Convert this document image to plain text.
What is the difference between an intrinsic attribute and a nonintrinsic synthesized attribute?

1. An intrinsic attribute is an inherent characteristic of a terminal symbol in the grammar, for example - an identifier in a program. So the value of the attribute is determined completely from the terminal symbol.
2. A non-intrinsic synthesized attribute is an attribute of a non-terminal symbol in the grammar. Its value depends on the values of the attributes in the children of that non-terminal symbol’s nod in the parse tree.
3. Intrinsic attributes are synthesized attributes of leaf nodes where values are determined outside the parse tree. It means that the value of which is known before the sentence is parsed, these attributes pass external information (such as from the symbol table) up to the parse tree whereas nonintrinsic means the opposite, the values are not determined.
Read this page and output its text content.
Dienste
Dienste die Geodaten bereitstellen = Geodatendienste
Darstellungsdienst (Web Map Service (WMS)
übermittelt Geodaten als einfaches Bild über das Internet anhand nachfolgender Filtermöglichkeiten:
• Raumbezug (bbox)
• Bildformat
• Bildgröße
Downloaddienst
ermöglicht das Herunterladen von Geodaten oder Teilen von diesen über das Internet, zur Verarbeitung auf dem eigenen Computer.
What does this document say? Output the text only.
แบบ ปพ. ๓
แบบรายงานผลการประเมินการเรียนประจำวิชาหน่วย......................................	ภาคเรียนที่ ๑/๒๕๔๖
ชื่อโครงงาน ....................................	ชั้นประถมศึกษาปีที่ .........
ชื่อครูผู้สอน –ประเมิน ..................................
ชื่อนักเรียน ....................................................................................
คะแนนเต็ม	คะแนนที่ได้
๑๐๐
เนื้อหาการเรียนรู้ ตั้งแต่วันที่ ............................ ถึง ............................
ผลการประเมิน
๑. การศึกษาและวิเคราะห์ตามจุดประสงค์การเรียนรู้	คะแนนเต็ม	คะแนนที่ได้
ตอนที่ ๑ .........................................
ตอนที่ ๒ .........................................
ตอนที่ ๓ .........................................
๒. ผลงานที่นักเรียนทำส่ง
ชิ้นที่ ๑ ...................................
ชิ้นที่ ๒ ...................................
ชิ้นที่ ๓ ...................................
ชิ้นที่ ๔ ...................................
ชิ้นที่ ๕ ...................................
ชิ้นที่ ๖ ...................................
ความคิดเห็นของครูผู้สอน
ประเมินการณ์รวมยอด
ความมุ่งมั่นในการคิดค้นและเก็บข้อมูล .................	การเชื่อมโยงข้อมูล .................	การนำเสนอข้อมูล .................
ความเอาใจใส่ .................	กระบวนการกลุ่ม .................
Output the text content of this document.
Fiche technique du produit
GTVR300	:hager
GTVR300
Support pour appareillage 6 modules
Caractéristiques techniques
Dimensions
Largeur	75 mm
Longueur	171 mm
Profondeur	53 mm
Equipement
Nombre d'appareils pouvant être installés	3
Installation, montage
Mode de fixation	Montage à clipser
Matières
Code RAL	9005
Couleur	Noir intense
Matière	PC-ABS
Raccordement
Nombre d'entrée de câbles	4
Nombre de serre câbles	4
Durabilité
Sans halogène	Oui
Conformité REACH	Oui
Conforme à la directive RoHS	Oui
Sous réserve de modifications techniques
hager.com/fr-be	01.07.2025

------------------------

**WORK TO BE COMPLETED**:
Identify and extract each line of the listing that contains "What".

**THE REPLY**:
What is the difference between an intrinsic attribute and a nonintrinsic synthesized attribute?
What does this document say? Output the text only.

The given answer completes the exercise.